"""

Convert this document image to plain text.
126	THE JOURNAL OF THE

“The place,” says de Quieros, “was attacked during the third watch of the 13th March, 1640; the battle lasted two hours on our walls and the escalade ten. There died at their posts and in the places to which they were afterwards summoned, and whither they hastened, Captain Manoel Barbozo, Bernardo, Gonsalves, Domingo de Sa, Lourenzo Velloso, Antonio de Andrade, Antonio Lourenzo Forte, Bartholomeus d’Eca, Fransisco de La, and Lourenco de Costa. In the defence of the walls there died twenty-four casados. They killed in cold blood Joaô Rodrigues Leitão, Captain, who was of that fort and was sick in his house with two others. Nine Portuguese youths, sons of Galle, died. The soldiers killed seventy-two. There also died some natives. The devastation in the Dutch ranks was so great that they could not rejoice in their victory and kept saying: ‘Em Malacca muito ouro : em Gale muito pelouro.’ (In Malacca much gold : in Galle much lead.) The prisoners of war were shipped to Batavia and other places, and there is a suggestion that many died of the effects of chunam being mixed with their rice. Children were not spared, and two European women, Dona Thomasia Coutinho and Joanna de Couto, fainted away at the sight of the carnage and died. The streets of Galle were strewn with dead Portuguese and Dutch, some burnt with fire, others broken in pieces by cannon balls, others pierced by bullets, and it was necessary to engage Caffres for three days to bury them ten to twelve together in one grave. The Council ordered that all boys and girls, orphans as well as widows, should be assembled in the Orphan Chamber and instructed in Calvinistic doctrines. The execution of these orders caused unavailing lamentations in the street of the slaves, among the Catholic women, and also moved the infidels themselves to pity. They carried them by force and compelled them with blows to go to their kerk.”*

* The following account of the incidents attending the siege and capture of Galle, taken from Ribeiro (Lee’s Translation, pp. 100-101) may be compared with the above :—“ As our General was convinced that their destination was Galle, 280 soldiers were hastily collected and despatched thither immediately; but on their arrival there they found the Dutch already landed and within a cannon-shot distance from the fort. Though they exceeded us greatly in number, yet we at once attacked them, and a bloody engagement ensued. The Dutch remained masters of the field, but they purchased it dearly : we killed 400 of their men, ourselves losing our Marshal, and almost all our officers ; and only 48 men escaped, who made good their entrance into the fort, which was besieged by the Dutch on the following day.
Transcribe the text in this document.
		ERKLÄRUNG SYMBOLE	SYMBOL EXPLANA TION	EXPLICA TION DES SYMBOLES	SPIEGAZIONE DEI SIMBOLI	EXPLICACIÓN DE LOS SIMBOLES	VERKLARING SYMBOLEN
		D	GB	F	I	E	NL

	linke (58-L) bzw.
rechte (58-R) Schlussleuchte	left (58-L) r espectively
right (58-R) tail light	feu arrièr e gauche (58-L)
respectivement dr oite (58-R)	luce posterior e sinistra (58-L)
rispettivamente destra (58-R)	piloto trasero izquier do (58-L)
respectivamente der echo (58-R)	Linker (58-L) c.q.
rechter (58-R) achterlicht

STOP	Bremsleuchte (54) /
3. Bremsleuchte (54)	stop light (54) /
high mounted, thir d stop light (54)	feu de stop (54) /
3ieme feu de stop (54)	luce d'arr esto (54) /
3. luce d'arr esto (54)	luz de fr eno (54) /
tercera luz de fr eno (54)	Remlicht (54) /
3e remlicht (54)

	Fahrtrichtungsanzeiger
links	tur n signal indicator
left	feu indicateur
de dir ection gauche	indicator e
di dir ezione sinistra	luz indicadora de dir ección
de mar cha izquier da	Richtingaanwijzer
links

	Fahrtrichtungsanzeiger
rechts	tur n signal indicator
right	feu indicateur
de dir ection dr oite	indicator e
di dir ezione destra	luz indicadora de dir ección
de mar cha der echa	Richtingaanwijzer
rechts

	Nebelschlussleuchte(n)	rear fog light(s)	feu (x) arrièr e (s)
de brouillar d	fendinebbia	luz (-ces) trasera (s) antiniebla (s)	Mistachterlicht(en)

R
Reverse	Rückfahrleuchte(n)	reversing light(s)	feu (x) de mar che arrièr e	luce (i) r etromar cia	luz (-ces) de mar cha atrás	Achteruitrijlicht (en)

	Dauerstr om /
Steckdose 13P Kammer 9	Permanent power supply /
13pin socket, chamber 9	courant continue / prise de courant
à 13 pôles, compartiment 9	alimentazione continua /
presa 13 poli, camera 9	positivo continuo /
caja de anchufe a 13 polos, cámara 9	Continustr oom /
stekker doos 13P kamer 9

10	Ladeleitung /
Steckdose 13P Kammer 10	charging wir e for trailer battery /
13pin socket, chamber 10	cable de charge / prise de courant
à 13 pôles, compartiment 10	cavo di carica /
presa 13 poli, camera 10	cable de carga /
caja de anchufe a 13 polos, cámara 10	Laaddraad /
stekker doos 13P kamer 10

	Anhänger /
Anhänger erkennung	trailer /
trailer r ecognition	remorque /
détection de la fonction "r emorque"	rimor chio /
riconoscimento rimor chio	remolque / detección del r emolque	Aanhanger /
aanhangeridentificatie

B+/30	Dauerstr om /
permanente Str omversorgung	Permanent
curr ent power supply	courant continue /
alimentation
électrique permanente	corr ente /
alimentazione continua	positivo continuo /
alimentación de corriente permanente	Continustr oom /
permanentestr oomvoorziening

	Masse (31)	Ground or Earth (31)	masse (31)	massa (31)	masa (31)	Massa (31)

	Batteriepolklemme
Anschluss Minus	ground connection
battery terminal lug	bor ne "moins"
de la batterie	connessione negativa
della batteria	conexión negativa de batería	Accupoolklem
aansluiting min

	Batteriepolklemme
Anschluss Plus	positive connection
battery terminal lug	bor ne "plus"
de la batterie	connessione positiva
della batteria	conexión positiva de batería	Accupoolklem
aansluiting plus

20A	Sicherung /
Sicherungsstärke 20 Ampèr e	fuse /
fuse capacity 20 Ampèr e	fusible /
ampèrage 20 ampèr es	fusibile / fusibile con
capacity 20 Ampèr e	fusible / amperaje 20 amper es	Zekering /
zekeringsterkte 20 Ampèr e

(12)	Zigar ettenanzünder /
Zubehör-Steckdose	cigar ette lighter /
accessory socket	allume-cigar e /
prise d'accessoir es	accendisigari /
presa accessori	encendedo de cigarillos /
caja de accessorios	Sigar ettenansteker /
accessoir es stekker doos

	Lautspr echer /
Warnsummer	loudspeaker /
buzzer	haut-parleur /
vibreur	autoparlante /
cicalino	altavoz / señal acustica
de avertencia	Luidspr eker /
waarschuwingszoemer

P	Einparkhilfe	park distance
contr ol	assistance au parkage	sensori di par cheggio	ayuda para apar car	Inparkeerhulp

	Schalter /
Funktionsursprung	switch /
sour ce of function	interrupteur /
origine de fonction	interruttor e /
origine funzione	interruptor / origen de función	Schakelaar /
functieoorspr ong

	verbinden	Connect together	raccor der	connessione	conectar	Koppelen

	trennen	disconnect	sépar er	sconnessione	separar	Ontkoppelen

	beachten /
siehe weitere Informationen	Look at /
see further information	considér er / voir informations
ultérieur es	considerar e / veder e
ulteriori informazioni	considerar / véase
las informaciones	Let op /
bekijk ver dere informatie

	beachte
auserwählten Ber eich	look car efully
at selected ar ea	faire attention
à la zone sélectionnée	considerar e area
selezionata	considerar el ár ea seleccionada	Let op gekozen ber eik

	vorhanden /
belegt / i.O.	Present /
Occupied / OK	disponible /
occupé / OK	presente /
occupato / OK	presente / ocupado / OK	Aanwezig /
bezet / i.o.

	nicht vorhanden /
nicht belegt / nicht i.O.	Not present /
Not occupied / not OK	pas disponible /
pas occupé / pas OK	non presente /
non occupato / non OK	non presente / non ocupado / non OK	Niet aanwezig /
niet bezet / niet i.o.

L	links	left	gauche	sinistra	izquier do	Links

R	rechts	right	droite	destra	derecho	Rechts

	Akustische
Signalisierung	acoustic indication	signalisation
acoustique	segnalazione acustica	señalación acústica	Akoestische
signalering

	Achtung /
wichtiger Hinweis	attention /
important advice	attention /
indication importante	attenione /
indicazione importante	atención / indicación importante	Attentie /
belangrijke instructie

"""

--- Aim ---
Which lines of the data include "indicator"? Copy each of them.

--- Answer to this problem ---
links	tur n signal indicator
de dir ection gauche	indicator e
rechts	tur n signal indicator
de dir ection dr oite	indicator e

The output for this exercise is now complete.